DOCUMENT TEXT
_____

George Monbiot on ME/CFS, PACE, BPS and Long Covid

This is the aspect I want Hilda and the Cochrane editors to take notice of. They are, as far as we know, refusing to reopen their earlier decision not to withdraw the Cochrane exercise review, and Hilda has said campaigning won't shift them. I think this public rebuke against ignoring legitimate public challenge to bad science is worth passing on to Hilda and to Cochrane editors. Of course it will make no difference, but I want them publicly rebuked.
Foreseeability of the impact in real life of providing just enough to allow the terrible treatment‘because everyone claimed to be confused by the debate’ when there is no debate once you’ve got that update on all those papers being built on sand foundations of a paper that was properly debunked

I think this is where having shown the data was manipulated on top of terrible methods should have left Cochrane with no leg to stand on too

EDIT: and yes as a charity, and there are 'parent companies' or something aren't there with reputations (?) then foreseeability to those who sit either around a table or with an email in front of them deciding to reply in such a way that keeps it from said table that one day there might be rebukes/it all come out and such delaying and ostriching might well end up in their laps making things look far worse (cover up is worse than the crime type theme) is quite relevant I would think.

_____

EXPLORE THE MATERIAL
1) Answer from the comment on Cochrane and the exercise review.
(a) What earlier decision are Hilda and the Cochrane editors refusing to reopen?
(b) What has Hilda said about campaigning?
(c) What does the writer say should have left Cochrane with no leg to stand on?
2) Retype the comment on Cochrane and the exercise review, starting at "EDIT: and yes" and ending at "I would think.".
The rows come from a different source than the comment above.

_____

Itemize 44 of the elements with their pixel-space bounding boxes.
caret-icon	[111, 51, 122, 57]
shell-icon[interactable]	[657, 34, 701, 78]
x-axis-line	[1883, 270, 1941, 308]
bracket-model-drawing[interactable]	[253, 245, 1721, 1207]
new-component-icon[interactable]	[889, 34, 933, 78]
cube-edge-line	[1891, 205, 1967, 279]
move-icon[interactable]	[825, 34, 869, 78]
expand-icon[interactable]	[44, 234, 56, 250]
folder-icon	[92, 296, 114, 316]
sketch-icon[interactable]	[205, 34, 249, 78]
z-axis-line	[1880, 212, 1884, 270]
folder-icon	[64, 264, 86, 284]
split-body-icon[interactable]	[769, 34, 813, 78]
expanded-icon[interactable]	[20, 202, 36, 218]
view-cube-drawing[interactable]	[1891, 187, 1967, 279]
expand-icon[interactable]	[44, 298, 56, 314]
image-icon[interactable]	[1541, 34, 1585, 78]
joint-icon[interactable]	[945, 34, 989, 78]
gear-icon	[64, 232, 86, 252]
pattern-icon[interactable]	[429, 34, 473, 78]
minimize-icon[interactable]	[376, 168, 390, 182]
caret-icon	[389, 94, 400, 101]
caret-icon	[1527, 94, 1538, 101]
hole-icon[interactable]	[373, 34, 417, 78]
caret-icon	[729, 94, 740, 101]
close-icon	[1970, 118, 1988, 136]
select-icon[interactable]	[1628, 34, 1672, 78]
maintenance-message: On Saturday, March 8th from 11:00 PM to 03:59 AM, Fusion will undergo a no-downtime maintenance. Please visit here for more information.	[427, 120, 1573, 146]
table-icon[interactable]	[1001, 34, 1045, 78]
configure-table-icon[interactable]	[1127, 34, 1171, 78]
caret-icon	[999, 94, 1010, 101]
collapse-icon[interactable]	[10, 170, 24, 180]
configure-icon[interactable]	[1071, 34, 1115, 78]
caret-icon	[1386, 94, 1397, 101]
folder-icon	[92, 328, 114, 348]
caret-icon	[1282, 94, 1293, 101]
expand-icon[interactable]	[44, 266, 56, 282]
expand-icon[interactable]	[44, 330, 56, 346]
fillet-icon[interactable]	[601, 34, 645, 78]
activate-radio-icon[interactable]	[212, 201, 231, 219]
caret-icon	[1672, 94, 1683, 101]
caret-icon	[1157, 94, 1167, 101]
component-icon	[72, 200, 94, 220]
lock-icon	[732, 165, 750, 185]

_____

LIST OF ANSWERS
1)
(a) Their decision not to withdraw the Cochrane exercise review.
(b) That campaigning won't shift them.
(c) Having shown the data was manipulated on top of terrible methods.

2)
EDIT: and yes as a charity, and there are 'parent companies' or something aren't there with reputations (?) then foreseeability to those who sit either around a table or with an email in front of them deciding to reply in such a way that keeps it from said table that one day there might be rebukes/it all come out and such delaying and ostriching might well end up in their laps making things look far worse (cover up is worse than the crime type theme) is quite relevant I would think.